* _RECORDS_:
□ □ □ □ □ □ □

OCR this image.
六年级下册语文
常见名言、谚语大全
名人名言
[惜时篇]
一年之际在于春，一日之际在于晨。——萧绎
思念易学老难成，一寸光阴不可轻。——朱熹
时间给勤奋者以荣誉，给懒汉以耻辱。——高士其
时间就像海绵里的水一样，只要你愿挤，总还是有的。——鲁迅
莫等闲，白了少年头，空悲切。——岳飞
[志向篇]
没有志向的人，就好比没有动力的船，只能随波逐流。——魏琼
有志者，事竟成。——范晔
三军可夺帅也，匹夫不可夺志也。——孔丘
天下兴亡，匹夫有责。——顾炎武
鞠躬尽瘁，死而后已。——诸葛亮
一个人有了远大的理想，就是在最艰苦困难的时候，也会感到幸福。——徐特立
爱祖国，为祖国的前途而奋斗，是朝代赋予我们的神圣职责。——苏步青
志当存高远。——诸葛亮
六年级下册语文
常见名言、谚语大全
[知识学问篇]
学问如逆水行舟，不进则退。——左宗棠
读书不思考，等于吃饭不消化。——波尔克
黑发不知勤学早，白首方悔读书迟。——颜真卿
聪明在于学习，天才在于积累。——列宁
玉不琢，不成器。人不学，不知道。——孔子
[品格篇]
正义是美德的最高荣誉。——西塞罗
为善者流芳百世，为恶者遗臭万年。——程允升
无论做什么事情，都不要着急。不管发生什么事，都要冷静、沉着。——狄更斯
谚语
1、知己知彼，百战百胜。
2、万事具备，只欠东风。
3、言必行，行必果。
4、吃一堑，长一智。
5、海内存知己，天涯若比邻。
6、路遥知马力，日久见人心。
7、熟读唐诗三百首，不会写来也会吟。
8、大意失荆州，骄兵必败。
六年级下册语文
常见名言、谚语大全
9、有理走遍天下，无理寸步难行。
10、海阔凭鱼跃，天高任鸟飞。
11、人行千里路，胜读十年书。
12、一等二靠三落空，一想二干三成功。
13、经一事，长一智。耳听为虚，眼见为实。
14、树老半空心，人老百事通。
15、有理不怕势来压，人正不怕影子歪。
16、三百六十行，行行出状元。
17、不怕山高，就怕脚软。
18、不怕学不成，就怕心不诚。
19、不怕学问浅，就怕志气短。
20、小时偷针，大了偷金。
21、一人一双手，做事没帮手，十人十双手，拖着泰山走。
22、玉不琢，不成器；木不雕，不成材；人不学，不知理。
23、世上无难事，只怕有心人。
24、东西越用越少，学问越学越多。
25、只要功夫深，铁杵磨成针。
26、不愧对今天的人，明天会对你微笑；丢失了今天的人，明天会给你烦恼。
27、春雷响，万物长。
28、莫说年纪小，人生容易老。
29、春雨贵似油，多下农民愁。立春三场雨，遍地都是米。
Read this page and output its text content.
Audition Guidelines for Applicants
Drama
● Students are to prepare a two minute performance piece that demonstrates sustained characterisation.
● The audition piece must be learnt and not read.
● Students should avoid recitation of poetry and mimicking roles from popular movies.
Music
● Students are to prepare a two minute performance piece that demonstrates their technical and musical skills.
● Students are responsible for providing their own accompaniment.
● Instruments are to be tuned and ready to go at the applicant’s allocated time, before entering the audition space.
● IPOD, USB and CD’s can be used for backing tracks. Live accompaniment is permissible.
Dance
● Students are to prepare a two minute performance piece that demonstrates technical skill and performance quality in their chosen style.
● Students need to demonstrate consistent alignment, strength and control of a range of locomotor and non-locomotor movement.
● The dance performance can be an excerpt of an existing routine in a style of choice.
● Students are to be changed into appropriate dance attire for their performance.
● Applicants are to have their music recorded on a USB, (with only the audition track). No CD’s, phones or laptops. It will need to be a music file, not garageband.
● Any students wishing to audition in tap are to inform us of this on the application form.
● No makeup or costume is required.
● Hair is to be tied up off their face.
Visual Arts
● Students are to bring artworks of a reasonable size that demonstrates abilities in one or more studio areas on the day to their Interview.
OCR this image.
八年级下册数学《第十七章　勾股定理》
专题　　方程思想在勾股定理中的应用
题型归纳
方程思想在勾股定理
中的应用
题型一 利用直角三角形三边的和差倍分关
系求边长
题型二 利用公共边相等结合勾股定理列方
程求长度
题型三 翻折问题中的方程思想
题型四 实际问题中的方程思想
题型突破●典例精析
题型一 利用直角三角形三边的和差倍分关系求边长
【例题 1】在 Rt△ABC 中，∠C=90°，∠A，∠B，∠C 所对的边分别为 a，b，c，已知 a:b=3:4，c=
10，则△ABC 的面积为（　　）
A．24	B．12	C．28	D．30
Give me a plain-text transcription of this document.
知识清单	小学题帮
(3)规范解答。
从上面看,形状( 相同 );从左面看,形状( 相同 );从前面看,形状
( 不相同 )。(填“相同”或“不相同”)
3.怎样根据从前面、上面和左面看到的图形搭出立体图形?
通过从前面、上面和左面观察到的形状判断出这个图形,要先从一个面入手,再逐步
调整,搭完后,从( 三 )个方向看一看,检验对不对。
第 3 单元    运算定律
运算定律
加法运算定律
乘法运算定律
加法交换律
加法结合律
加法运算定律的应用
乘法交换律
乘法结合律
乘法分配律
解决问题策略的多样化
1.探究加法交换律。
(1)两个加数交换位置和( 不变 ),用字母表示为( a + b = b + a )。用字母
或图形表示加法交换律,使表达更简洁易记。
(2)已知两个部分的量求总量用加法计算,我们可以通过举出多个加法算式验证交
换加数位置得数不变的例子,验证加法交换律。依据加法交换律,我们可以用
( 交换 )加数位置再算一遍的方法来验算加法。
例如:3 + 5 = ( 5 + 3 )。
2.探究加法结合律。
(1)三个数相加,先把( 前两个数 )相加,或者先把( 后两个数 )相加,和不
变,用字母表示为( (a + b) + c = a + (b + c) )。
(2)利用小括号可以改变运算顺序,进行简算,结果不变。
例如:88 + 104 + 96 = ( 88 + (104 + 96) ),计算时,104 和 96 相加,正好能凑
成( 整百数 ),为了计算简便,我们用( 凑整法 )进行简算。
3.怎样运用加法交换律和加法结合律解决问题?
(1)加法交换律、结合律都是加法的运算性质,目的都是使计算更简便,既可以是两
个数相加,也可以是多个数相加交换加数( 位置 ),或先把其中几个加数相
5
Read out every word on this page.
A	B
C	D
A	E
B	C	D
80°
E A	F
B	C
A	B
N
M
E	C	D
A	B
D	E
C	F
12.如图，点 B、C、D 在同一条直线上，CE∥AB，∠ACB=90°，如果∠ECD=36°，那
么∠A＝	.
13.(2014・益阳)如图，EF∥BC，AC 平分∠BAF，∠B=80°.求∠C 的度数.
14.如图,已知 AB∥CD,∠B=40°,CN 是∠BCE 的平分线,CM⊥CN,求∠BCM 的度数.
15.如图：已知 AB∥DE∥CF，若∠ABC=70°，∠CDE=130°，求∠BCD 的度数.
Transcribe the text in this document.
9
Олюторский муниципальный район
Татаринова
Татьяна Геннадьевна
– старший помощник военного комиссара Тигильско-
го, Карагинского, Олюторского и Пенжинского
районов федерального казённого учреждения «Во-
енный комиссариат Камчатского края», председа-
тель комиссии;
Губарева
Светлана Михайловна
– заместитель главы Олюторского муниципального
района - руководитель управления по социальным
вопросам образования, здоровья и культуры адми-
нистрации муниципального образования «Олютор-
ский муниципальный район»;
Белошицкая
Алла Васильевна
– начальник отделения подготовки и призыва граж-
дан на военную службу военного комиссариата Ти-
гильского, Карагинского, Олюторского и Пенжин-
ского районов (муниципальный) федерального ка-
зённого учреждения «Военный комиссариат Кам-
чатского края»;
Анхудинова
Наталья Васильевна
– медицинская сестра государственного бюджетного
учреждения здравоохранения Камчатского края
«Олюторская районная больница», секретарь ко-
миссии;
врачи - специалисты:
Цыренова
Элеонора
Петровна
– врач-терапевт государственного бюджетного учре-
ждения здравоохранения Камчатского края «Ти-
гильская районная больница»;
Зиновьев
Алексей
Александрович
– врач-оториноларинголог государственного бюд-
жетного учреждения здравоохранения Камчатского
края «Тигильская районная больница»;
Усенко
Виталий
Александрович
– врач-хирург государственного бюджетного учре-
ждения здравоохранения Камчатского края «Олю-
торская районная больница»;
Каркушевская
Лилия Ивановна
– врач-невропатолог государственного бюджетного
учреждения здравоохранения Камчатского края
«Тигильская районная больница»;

□ □ □ □ □ □ □

* _THE PROBLEM_: Using the entries above, find all lines with "text". Copy them.

* _REPLY TO THE EXERCISE_:
Read this page and output its text content.
Give me a plain-text transcription of this document.
Transcribe the text in this document.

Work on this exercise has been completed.